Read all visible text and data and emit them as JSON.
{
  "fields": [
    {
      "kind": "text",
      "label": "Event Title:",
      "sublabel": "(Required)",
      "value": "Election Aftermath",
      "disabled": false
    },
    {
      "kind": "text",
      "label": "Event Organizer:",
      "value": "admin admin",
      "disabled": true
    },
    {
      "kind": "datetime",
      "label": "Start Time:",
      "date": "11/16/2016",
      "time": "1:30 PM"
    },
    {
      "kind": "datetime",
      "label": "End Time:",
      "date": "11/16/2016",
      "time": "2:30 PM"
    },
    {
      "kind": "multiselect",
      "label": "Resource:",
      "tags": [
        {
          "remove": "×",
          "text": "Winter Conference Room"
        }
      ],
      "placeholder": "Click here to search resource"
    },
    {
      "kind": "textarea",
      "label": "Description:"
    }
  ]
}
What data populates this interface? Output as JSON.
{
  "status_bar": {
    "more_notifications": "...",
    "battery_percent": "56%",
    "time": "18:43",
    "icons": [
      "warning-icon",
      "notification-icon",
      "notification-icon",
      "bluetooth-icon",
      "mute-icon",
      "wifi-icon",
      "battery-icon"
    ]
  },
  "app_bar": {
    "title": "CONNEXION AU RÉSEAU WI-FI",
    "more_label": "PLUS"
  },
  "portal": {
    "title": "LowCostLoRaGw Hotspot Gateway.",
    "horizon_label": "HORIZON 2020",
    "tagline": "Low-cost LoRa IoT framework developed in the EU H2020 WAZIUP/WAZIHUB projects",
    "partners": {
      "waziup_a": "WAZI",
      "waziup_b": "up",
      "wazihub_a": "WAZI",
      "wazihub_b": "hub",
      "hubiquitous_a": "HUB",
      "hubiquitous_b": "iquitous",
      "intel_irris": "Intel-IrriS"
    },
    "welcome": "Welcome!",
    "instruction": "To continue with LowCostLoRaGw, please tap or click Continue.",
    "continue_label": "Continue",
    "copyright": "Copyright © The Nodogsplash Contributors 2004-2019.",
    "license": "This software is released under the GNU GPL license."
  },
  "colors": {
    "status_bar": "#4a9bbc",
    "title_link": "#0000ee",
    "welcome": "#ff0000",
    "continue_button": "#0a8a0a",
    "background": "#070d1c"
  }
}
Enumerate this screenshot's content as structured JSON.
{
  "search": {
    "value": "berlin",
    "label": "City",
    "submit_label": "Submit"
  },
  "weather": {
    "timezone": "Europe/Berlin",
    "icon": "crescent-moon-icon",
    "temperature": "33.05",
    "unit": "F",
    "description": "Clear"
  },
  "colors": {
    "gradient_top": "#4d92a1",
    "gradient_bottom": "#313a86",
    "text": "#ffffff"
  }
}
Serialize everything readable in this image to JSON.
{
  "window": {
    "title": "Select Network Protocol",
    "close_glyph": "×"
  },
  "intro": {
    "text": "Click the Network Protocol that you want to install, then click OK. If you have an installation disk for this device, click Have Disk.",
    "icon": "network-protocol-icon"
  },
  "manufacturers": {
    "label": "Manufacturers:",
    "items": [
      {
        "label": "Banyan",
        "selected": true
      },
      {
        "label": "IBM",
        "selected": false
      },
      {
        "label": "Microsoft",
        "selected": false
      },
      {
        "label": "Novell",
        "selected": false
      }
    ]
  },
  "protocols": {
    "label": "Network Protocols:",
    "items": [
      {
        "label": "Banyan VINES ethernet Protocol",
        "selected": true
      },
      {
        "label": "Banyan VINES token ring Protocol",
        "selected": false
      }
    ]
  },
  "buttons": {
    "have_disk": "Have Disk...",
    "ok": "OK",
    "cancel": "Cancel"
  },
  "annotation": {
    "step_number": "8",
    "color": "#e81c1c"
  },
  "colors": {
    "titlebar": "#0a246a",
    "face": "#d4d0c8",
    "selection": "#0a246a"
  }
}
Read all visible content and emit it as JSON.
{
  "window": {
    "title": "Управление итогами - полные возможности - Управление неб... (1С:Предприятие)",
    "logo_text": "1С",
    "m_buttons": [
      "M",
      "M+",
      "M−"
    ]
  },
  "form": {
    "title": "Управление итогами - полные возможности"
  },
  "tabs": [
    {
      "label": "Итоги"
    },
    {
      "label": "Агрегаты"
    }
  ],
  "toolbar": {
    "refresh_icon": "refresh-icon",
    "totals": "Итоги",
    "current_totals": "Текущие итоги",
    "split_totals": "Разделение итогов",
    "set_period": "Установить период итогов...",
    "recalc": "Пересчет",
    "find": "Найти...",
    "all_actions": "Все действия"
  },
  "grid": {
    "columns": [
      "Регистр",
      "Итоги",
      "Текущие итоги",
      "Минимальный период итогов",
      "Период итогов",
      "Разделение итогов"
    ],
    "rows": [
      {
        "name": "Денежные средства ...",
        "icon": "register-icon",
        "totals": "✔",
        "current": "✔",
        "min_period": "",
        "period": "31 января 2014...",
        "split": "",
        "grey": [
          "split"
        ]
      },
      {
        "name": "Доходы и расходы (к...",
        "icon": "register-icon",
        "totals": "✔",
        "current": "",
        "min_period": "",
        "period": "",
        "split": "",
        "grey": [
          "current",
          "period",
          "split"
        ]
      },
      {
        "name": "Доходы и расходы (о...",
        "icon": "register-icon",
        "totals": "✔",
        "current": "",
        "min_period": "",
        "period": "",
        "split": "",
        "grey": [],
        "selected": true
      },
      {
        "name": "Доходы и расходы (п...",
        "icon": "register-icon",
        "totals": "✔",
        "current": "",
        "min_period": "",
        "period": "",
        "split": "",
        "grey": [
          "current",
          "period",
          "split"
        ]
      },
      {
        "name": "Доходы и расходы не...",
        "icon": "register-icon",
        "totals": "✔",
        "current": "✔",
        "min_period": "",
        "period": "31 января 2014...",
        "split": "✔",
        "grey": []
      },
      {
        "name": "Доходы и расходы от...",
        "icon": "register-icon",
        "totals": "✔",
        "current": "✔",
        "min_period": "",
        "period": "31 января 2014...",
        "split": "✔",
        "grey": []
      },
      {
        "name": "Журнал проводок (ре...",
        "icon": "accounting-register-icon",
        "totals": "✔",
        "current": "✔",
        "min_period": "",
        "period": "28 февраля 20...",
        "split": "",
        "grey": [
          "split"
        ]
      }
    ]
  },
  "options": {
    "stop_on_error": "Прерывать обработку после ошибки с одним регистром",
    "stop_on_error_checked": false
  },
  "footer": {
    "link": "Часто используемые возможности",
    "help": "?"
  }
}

——————

INSTRUCTIONS TO FOLLOW:
Reproduce the complete data exactly as presented above.

ANSWER FOR THE TASK:
Read all visible text and data and emit them as JSON.
{
  "fields": [
    {
      "kind": "text",
      "label": "Event Title:",
      "sublabel": "(Required)",
      "value": "Election Aftermath",
      "disabled": false
    },
    {
      "kind": "text",
      "label": "Event Organizer:",
      "value": "admin admin",
      "disabled": true
    },
    {
      "kind": "datetime",
      "label": "Start Time:",
      "date": "11/16/2016",
      "time": "1:30 PM"
    },
    {
      "kind": "datetime",
      "label": "End Time:",
      "date": "11/16/2016",
      "time": "2:30 PM"
    },
    {
      "kind": "multiselect",
      "label": "Resource:",
      "tags": [
        {
          "remove": "×",
          "text": "Winter Conference Room"
        }
      ],
      "placeholder": "Click here to search resource"
    },
    {
      "kind": "textarea",
      "label": "Description:"
    }
  ]
}
What data populates this interface? Output as JSON.
{
  "status_bar": {
    "more_notifications": "...",
    "battery_percent": "56%",
    "time": "18:43",
    "icons": [
      "warning-icon",
      "notification-icon",
      "notification-icon",
      "bluetooth-icon",
      "mute-icon",
      "wifi-icon",
      "battery-icon"
    ]
  },
  "app_bar": {
    "title": "CONNEXION AU RÉSEAU WI-FI",
    "more_label": "PLUS"
  },
  "portal": {
    "title": "LowCostLoRaGw Hotspot Gateway.",
    "horizon_label": "HORIZON 2020",
    "tagline": "Low-cost LoRa IoT framework developed in the EU H2020 WAZIUP/WAZIHUB projects",
    "partners": {
      "waziup_a": "WAZI",
      "waziup_b": "up",
      "wazihub_a": "WAZI",
      "wazihub_b": "hub",
      "hubiquitous_a": "HUB",
      "hubiquitous_b": "iquitous",
      "intel_irris": "Intel-IrriS"
    },
    "welcome": "Welcome!",
    "instruction": "To continue with LowCostLoRaGw, please tap or click Continue.",
    "continue_label": "Continue",
    "copyright": "Copyright © The Nodogsplash Contributors 2004-2019.",
    "license": "This software is released under the GNU GPL license."
  },
  "colors": {
    "status_bar": "#4a9bbc",
    "title_link": "#0000ee",
    "welcome": "#ff0000",
    "continue_button": "#0a8a0a",
    "background": "#070d1c"
  }
}
Enumerate this screenshot's content as structured JSON.
{
  "search": {
    "value": "berlin",
    "label": "City",
    "submit_label": "Submit"
  },
  "weather": {
    "timezone": "Europe/Berlin",
    "icon": "crescent-moon-icon",
    "temperature": "33.05",
    "unit": "F",
    "description": "Clear"
  },
  "colors": {
    "gradient_top": "#4d92a1",
    "gradient_bottom": "#313a86",
    "text": "#ffffff"
  }
}
Serialize everything readable in this image to JSON.
{
  "window": {
    "title": "Select Network Protocol",
    "close_glyph": "×"
  },
  "intro": {
    "text": "Click the Network Protocol that you want to install, then click OK. If you have an installation disk for this device, click Have Disk.",
    "icon": "network-protocol-icon"
  },
  "manufacturers": {
    "label": "Manufacturers:",
    "items": [
      {
        "label": "Banyan",
        "selected": true
      },
      {
        "label": "IBM",
        "selected": false
      },
      {
        "label": "Microsoft",
        "selected": false
      },
      {
        "label": "Novell",
        "selected": false
      }
    ]
  },
  "protocols": {
    "label": "Network Protocols:",
    "items": [
      {
        "label": "Banyan VINES ethernet Protocol",
        "selected": true
      },
      {
        "label": "Banyan VINES token ring Protocol",
        "selected": false
      }
    ]
  },
  "buttons": {
    "have_disk": "Have Disk...",
    "ok": "OK",
    "cancel": "Cancel"
  },
  "annotation": {
    "step_number": "8",
    "color": "#e81c1c"
  },
  "colors": {
    "titlebar": "#0a246a",
    "face": "#d4d0c8",
    "selection": "#0a246a"
  }
}
Read all visible content and emit it as JSON.
{
  "window": {
    "title": "Управление итогами - полные возможности - Управление неб... (1С:Предприятие)",
    "logo_text": "1С",
    "m_buttons": [
      "M",
      "M+",
      "M−"
    ]
  },
  "form": {
    "title": "Управление итогами - полные возможности"
  },
  "tabs": [
    {
      "label": "Итоги"
    },
    {
      "label": "Агрегаты"
    }
  ],
  "toolbar": {
    "refresh_icon": "refresh-icon",
    "totals": "Итоги",
    "current_totals": "Текущие итоги",
    "split_totals": "Разделение итогов",
    "set_period": "Установить период итогов...",
    "recalc": "Пересчет",
    "find": "Найти...",
    "all_actions": "Все действия"
  },
  "grid": {
    "columns": [
      "Регистр",
      "Итоги",
      "Текущие итоги",
      "Минимальный период итогов",
      "Период итогов",
      "Разделение итогов"
    ],
    "rows": [
      {
        "name": "Денежные средства ...",
        "icon": "register-icon",
        "totals": "✔",
        "current": "✔",
        "min_period": "",
        "period": "31 января 2014...",
        "split": "",
        "grey": [
          "split"
        ]
      },
      {
        "name": "Доходы и расходы (к...",
        "icon": "register-icon",
        "totals": "✔",
        "current": "",
        "min_period": "",
        "period": "",
        "split": "",
        "grey": [
          "current",
          "period",
          "split"
        ]
      },
      {
        "name": "Доходы и расходы (о...",
        "icon": "register-icon",
        "totals": "✔",
        "current": "",
        "min_period": "",
        "period": "",
        "split": "",
        "grey": [],
        "selected": true
      },
      {
        "name": "Доходы и расходы (п...",
        "icon": "register-icon",
        "totals": "✔",
        "current": "",
        "min_period": "",
        "period": "",
        "split": "",
        "grey": [
          "current",
          "period",
          "split"
        ]
      },
      {
        "name": "Доходы и расходы не...",
        "icon": "register-icon",
        "totals": "✔",
        "current": "✔",
        "min_period": "",
        "period": "31 января 2014...",
        "split": "✔",
        "grey": []
      },
      {
        "name": "Доходы и расходы от...",
        "icon": "register-icon",
        "totals": "✔",
        "current": "✔",
        "min_period": "",
        "period": "31 января 2014...",
        "split": "✔",
        "grey": []
      },
      {
        "name": "Журнал проводок (ре...",
        "icon": "accounting-register-icon",
        "totals": "✔",
        "current": "✔",
        "min_period": "",
        "period": "28 февраля 20...",
        "split": "",
        "grey": [
          "split"
        ]
      }
    ]
  },
  "options": {
    "stop_on_error": "Прерывать обработку после ошибки с одним регистром",
    "stop_on_error_checked": false
  },
  "footer": {
    "link": "Часто используемые возможности",
    "help": "?"
  }
}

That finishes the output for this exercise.